* [JOB]:
List all lines in the material below that contain "values".

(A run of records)
——

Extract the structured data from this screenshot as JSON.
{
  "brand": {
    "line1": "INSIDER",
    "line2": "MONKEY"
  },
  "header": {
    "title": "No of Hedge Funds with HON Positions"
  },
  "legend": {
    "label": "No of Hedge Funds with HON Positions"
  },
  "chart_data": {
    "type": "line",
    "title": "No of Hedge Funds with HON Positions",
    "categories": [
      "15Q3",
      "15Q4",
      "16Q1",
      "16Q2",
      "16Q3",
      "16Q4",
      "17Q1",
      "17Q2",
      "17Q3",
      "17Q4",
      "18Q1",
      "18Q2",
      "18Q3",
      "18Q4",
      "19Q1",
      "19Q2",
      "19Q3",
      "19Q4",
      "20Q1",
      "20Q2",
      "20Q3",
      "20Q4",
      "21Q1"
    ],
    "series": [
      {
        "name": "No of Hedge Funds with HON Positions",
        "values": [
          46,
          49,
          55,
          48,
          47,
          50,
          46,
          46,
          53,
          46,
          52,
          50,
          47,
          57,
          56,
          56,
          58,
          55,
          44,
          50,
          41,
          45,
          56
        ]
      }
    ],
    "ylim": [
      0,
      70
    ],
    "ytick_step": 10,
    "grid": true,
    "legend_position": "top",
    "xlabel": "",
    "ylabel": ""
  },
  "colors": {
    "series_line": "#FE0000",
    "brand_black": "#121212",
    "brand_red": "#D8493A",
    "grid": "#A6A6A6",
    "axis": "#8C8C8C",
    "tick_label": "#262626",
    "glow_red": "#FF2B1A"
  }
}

——

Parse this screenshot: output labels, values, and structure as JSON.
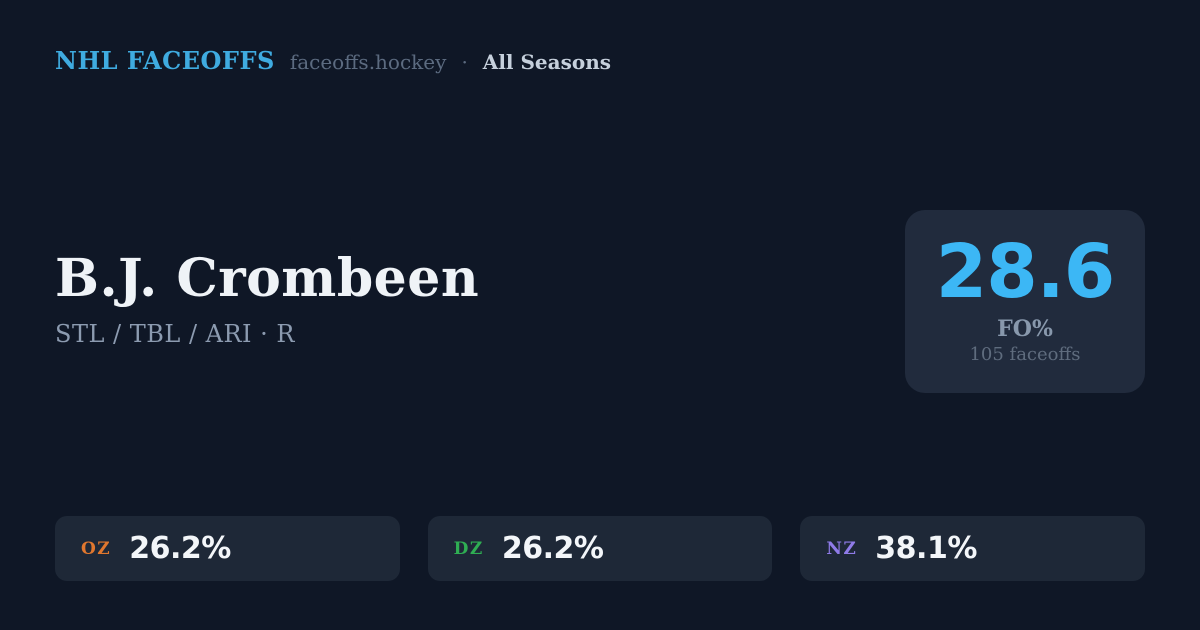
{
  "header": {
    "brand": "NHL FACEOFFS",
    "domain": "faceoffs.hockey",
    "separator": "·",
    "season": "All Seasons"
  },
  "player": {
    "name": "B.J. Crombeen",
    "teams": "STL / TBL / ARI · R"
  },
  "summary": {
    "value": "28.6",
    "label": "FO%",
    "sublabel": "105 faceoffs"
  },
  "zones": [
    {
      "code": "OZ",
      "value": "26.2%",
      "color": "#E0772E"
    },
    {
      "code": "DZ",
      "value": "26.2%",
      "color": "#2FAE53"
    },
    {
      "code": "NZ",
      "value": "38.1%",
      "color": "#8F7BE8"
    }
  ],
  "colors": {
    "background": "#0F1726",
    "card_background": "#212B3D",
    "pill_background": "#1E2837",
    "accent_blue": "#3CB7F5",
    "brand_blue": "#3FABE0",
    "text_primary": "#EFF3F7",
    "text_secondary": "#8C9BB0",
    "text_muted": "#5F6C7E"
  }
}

——

* [FULL OUTPUT]:
        "values": [
Parse this screenshot: output labels, values, and structure as JSON.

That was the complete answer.